### RECORD EXCERPTS
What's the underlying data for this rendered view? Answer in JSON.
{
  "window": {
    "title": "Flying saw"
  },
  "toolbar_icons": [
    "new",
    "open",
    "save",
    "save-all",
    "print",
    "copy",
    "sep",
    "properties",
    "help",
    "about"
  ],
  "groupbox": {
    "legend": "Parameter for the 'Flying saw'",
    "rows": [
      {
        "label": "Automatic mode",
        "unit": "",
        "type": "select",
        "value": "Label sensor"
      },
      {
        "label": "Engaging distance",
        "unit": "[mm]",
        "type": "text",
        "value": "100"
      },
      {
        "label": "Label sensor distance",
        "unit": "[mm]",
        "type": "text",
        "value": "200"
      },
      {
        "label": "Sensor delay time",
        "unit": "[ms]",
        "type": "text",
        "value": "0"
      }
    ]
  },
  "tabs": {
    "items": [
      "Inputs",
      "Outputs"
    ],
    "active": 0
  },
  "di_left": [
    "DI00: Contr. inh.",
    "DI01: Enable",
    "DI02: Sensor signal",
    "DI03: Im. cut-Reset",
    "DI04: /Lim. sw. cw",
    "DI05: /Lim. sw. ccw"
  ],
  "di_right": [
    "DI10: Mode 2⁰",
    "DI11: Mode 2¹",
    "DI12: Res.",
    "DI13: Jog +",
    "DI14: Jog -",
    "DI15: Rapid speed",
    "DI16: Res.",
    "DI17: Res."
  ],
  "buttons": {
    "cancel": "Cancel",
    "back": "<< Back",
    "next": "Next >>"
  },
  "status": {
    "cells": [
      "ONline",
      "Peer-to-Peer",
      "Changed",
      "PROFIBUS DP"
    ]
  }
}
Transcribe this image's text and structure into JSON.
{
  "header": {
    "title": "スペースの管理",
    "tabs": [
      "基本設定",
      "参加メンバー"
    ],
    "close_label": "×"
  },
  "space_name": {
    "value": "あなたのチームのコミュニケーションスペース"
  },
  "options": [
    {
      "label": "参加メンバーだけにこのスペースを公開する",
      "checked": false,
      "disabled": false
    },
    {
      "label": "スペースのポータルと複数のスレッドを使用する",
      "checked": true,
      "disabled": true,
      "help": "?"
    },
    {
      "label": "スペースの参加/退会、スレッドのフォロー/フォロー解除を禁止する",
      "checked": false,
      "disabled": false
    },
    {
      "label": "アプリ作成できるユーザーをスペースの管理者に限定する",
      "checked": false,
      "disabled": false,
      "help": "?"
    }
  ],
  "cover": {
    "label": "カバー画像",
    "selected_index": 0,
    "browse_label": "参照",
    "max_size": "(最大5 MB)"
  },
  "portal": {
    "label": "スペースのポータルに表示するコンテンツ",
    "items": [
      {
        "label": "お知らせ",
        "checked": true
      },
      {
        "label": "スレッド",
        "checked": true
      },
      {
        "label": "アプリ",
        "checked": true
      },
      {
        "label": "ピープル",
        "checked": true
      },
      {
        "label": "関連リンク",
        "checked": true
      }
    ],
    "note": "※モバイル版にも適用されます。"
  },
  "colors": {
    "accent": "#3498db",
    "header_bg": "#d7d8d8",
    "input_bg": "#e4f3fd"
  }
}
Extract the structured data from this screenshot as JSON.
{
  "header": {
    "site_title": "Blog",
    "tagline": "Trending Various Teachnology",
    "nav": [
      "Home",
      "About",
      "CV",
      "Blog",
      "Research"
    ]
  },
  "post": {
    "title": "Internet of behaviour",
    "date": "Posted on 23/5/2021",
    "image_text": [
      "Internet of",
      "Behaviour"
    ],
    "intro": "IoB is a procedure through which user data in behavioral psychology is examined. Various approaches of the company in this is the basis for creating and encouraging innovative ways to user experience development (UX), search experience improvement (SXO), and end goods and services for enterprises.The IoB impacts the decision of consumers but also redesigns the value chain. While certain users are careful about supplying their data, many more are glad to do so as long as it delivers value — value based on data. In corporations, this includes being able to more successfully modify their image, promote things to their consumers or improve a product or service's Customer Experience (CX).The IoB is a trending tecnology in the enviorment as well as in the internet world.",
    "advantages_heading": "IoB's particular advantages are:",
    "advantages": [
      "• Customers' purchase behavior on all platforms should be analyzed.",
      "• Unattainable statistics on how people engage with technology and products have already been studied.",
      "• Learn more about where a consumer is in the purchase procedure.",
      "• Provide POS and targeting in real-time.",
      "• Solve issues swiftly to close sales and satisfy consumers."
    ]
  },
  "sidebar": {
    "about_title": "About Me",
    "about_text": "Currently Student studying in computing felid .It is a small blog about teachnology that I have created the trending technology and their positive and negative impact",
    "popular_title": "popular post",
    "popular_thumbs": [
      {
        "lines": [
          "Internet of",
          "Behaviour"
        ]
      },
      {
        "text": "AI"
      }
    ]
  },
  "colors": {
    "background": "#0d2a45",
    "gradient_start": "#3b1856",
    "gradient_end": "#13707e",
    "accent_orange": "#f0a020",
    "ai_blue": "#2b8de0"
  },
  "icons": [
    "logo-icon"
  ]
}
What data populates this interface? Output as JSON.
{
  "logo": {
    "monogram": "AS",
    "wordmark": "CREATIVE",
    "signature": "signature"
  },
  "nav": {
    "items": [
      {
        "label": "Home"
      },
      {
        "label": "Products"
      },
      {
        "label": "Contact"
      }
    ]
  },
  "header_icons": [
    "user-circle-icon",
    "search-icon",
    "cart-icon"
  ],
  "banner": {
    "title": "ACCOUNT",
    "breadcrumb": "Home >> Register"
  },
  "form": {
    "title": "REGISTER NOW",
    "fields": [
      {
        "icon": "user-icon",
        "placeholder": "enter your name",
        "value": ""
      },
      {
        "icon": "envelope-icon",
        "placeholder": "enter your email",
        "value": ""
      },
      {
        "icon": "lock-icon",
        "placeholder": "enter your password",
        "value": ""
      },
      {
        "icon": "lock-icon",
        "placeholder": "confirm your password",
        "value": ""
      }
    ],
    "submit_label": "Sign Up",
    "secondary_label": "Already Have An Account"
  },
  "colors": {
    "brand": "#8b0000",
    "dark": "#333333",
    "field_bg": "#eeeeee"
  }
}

### EXERCISE OBJECTIVE
Copy every line of the entries above in which "technology" occurs.

### CORRECT OUTPUT
      "• Unattainable statistics on how people engage with technology and products have already been studied.",
    "about_text": "Currently Student studying in computing felid .It is a small blog about teachnology that I have created the trending technology and their positive and negative impact",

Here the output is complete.